Write out the data below in full. Keep it exact.
--------------------
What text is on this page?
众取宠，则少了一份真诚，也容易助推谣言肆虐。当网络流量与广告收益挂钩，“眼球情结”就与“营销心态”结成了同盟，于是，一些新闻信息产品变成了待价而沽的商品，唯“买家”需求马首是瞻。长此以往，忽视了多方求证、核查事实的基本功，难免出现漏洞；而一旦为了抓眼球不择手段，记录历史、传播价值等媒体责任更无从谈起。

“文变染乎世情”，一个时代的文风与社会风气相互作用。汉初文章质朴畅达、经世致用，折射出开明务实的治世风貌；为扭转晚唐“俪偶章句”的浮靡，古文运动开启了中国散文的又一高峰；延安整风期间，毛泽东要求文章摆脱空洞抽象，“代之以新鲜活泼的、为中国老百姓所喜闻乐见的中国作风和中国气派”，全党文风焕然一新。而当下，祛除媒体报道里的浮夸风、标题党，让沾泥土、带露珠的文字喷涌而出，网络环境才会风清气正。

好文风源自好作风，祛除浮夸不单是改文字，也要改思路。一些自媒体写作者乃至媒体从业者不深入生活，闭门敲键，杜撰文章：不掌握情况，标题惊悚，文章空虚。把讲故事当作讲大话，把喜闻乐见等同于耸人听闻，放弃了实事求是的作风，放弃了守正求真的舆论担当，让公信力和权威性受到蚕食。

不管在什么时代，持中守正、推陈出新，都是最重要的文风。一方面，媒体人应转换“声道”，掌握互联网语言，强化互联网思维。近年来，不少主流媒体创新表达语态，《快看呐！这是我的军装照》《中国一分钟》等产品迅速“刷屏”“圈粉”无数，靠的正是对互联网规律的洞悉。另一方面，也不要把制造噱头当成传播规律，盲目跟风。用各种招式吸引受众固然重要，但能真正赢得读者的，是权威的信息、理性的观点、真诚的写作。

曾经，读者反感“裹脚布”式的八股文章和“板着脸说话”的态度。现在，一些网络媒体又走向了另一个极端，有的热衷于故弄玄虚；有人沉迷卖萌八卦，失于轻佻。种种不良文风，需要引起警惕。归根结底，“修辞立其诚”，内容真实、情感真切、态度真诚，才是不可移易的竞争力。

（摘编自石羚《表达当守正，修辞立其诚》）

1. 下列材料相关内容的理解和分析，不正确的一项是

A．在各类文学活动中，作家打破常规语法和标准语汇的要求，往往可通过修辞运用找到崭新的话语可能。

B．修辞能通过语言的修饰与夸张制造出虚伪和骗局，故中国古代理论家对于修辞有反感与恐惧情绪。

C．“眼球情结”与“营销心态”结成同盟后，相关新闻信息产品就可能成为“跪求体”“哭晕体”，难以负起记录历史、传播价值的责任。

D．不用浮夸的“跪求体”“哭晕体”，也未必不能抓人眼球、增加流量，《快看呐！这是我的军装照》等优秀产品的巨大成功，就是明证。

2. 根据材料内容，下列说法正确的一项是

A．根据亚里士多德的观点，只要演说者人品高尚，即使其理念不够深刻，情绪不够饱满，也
--------------------
**Task output:**
What text is on this page?
众取宠，则少了一份真诚，也容易助推谣言肆虐。当网络流量与广告收益挂钩，“眼球情结”就与“营销心态”结成了同盟，于是，一些新闻信息产品变成了待价而沽的商品，唯“买家”需求马首是瞻。长此以往，忽视了多方求证、核查事实的基本功，难免出现漏洞；而一旦为了抓眼球不择手段，记录历史、传播价值等媒体责任更无从谈起。

“文变染乎世情”，一个时代的文风与社会风气相互作用。汉初文章质朴畅达、经世致用，折射出开明务实的治世风貌；为扭转晚唐“俪偶章句”的浮靡，古文运动开启了中国散文的又一高峰；延安整风期间，毛泽东要求文章摆脱空洞抽象，“代之以新鲜活泼的、为中国老百姓所喜闻乐见的中国作风和中国气派”，全党文风焕然一新。而当下，祛除媒体报道里的浮夸风、标题党，让沾泥土、带露珠的文字喷涌而出，网络环境才会风清气正。

好文风源自好作风，祛除浮夸不单是改文字，也要改思路。一些自媒体写作者乃至媒体从业者不深入生活，闭门敲键，杜撰文章：不掌握情况，标题惊悚，文章空虚。把讲故事当作讲大话，把喜闻乐见等同于耸人听闻，放弃了实事求是的作风，放弃了守正求真的舆论担当，让公信力和权威性受到蚕食。

不管在什么时代，持中守正、推陈出新，都是最重要的文风。一方面，媒体人应转换“声道”，掌握互联网语言，强化互联网思维。近年来，不少主流媒体创新表达语态，《快看呐！这是我的军装照》《中国一分钟》等产品迅速“刷屏”“圈粉”无数，靠的正是对互联网规律的洞悉。另一方面，也不要把制造噱头当成传播规律，盲目跟风。用各种招式吸引受众固然重要，但能真正赢得读者的，是权威的信息、理性的观点、真诚的写作。

曾经，读者反感“裹脚布”式的八股文章和“板着脸说话”的态度。现在，一些网络媒体又走向了另一个极端，有的热衷于故弄玄虚；有人沉迷卖萌八卦，失于轻佻。种种不良文风，需要引起警惕。归根结底，“修辞立其诚”，内容真实、情感真切、态度真诚，才是不可移易的竞争力。

（摘编自石羚《表达当守正，修辞立其诚》）

1. 下列材料相关内容的理解和分析，不正确的一项是

A．在各类文学活动中，作家打破常规语法和标准语汇的要求，往往可通过修辞运用找到崭新的话语可能。

B．修辞能通过语言的修饰与夸张制造出虚伪和骗局，故中国古代理论家对于修辞有反感与恐惧情绪。

C．“眼球情结”与“营销心态”结成同盟后，相关新闻信息产品就可能成为“跪求体”“哭晕体”，难以负起记录历史、传播价值的责任。

D．不用浮夸的“跪求体”“哭晕体”，也未必不能抓人眼球、增加流量，《快看呐！这是我的军装照》等优秀产品的巨大成功，就是明证。

2. 根据材料内容，下列说法正确的一项是

A．根据亚里士多德的观点，只要演说者人品高尚，即使其理念不够深刻，情绪不够饱满，也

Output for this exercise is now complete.